EXERCICES >>
(a) Recopiez le passage du texte sur le Liban qui commence par « Je ne vous contredirez » et se termine par « ces moments ! ».
(b) D'après le texte sur le Liban, entre qui y a-t-il bien plus de points communs que l'inverse ?
(c) Rédigez la suite du texte sur le Liban, en reprenant après sa dernière phrase.

TEXTE À LIRE >>
══════════

Je ne vous contredirez pas sur le charme particulier de Lubnan que vous semblez bien connaitre ! Si tous les Libanais portent forcément une part de responsabilité sur tous leurs malheurs, je ne suis pas du tout certaine qu’ils en seraient encore là si ces fameux Autres ne s’en mêlaient pas ! Il y’a tellement plus de points communs entre les diverses communautés que l’inverse.
Revenons au tabssir. J’avoue avoir adoré ces moments !
[i] Il y a tellement plus de points communs entre les diverses communautés. [/i] Hé oui, c’est bien cela ! Alors c’est que les religieux font de la politique ? Ou bien les politiques qui entretiennent davantage ce qui est différent que ce qui rassemble ?
Cela dit, je suis en total accord avec vous !

══════════

DONNÉES ENREGISTRÉES >>

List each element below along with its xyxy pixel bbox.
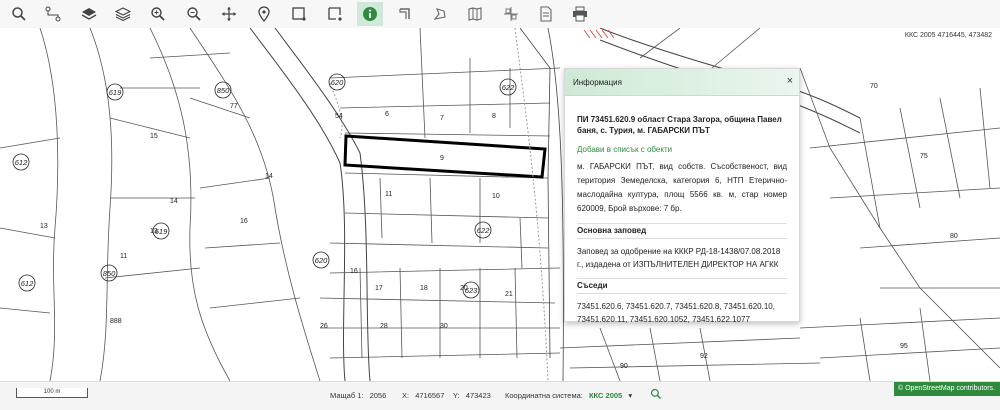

══════════

RÉPONSES PAR EXERCICE >>
(a)
Je ne vous contredirez pas sur le charme particulier de Lubnan que vous semblez bien connaitre ! Si tous les Libanais portent forcément une part de responsabilité sur tous leurs malheurs, je ne suis pas du tout certaine qu’ils en seraient encore là si ces fameux Autres ne s’en mêlaient pas ! Il y’a tellement plus de points communs entre les diverses communautés que l’inverse.
Revenons au tabssir. J’avoue avoir adoré ces moments !

(b) Entre les diverses communautés.

(c)
Dans mon marc de framboise, je vois les citoyens du monde unis par de grands fils ondulés par-dessous les terres et au-dessus des mers. Ils échangent, se groupent s’organisent pour arrêter de banquer. Les faiseurs de guerre désarmés remplissent les champs puis les océans pour réparer la planète de ses meurtrissures. A la demande de Brigitte Bardot , les poseurs de bombes sont envoyés pour nourrir les animaux et nettoyer les nombreux zoos dorés, qui ont fleuri depuis que les guerres ne sont plus. Notre Gégé national supervise l’opération « fiction médiatique, le glas a sonné !» Il reçoit à la queuelele sous sa tente tous les acteurs et fabricants d’infos illusoires, chacun d’eux doit dire pardon au peuple pour l’avoir endormi et promené sur les ondes.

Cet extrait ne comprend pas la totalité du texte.